_What to work on_. Check each line of the listing, and copy it if it contains the word "text".

_Entries_.
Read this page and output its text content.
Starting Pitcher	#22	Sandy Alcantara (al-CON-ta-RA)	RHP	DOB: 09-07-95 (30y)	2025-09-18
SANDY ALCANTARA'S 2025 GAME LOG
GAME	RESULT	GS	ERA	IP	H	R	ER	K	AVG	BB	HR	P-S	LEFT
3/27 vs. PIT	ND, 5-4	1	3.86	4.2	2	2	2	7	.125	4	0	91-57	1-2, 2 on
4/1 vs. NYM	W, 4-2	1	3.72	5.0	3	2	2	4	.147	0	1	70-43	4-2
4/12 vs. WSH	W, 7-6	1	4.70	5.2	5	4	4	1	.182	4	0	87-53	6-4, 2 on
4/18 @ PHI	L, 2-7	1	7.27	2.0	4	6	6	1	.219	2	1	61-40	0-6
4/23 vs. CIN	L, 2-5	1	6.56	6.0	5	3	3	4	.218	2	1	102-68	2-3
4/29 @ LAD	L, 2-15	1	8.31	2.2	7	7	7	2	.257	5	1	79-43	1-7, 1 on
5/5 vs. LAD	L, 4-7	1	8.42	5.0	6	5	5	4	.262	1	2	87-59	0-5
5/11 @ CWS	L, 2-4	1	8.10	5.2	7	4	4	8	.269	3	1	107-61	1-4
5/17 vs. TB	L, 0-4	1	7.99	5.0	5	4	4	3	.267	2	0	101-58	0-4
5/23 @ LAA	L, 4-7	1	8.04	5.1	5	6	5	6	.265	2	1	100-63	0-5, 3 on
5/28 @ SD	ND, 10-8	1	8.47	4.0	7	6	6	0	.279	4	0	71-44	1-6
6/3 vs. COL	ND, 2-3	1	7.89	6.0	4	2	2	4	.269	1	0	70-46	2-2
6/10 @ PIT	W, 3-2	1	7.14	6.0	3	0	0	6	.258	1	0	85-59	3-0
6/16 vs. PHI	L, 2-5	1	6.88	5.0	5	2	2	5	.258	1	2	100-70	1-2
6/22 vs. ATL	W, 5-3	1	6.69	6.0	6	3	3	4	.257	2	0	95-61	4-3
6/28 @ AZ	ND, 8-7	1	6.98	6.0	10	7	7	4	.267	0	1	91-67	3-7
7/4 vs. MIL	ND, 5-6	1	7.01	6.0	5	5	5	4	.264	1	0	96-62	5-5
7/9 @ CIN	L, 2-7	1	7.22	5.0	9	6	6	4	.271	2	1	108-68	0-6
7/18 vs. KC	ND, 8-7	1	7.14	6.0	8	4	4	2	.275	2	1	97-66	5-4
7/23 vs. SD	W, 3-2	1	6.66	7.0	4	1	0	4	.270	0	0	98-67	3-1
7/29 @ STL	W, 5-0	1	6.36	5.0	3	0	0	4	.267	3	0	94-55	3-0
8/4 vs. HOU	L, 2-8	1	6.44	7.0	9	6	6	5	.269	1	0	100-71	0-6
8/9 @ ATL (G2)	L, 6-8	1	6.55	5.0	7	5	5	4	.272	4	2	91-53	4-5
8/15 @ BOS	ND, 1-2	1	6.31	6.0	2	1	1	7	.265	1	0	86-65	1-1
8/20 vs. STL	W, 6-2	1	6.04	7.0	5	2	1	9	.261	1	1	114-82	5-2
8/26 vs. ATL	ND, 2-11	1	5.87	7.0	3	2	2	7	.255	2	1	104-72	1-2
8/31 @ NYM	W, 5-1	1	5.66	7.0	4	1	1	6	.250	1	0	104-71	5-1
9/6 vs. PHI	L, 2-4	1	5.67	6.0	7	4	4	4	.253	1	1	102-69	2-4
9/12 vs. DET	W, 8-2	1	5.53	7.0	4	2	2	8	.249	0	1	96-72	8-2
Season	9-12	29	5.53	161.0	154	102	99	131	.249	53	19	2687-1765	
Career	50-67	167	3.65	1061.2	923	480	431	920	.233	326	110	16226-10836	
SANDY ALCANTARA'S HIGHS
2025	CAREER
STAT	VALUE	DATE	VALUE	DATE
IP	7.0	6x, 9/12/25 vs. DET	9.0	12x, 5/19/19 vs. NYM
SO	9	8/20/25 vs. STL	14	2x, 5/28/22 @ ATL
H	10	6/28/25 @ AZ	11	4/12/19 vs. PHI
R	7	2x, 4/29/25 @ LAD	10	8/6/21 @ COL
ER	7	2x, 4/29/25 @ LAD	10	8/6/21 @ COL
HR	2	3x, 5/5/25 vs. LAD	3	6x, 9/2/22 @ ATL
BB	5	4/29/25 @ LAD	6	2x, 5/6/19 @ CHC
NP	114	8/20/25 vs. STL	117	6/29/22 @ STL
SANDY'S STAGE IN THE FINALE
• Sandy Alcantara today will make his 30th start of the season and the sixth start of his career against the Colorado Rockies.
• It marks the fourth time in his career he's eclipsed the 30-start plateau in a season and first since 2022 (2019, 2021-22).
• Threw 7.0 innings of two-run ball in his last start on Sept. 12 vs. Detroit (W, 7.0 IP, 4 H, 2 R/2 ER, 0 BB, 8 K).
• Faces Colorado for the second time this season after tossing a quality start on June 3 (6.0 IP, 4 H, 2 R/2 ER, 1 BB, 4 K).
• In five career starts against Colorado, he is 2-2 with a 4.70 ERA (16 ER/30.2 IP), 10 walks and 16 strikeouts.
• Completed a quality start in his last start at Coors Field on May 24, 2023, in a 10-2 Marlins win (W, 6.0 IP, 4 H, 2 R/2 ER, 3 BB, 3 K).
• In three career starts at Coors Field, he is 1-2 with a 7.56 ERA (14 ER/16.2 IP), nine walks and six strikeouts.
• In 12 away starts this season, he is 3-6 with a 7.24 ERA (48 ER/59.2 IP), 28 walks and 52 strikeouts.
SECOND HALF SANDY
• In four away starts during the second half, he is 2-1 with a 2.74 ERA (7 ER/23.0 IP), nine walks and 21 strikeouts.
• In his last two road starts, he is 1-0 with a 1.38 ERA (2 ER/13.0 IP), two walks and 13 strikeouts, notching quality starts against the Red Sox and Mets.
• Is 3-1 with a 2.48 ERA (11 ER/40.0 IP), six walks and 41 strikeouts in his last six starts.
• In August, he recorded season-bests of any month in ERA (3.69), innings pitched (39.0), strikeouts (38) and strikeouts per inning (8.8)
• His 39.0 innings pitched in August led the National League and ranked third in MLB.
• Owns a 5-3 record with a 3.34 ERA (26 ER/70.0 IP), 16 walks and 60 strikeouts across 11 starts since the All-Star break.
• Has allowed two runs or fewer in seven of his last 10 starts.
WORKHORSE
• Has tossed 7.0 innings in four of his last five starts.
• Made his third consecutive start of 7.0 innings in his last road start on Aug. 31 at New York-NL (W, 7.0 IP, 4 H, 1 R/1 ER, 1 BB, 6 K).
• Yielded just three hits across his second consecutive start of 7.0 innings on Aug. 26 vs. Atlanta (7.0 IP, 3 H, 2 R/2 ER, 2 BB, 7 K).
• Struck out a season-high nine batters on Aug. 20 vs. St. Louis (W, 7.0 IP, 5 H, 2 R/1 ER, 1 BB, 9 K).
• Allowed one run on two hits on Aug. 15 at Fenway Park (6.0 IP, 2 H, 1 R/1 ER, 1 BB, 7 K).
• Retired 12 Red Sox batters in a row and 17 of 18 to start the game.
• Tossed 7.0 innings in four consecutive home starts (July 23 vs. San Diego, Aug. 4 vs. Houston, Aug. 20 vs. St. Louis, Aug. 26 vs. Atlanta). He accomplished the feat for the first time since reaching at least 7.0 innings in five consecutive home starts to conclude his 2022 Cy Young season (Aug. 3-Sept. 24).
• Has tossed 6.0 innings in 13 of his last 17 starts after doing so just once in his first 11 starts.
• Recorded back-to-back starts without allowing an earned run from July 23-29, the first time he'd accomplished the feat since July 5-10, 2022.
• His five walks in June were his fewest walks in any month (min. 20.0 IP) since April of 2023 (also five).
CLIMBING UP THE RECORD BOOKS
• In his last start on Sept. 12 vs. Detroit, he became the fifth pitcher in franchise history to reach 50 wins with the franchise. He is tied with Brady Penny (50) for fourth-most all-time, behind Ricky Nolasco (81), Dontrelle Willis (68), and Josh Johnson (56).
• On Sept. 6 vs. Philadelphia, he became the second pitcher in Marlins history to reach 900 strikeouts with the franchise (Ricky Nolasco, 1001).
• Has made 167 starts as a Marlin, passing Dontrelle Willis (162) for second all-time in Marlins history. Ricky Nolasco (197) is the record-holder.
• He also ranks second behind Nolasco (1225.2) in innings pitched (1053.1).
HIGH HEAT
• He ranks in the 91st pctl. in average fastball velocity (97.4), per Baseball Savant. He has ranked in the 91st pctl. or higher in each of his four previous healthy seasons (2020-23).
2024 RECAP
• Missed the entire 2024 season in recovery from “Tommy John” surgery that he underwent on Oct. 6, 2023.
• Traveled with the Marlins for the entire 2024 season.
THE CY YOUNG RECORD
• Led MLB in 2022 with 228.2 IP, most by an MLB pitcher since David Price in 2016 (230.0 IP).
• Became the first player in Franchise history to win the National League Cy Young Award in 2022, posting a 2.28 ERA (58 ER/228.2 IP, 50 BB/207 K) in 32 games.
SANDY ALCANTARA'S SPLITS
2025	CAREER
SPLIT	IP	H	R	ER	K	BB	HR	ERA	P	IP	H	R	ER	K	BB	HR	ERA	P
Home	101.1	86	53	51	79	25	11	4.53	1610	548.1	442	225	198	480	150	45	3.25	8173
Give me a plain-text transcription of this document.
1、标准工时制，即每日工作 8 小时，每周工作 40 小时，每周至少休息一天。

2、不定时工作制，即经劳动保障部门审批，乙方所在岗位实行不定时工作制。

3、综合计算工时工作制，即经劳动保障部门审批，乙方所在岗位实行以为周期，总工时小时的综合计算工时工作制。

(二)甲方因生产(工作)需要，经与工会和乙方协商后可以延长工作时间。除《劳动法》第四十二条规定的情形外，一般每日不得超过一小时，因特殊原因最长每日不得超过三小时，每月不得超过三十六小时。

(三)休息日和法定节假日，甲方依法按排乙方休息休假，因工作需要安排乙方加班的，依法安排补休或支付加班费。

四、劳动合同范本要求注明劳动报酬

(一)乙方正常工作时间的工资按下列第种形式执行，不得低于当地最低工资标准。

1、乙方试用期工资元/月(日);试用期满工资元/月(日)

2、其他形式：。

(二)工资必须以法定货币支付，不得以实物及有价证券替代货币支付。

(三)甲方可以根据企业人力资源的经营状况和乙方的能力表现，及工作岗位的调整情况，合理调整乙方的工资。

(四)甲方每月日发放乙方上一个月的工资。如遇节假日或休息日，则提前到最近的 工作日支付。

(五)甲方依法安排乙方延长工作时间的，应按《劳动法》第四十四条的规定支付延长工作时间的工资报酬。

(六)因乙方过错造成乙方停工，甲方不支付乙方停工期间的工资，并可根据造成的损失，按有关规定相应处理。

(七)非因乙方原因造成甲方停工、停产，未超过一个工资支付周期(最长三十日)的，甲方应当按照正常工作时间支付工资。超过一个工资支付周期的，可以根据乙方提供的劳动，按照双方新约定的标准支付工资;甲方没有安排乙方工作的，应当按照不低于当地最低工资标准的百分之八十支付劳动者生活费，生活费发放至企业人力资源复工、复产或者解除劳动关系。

_Final answer_.
Read this page and output its text content.
Give me a plain-text transcription of this document.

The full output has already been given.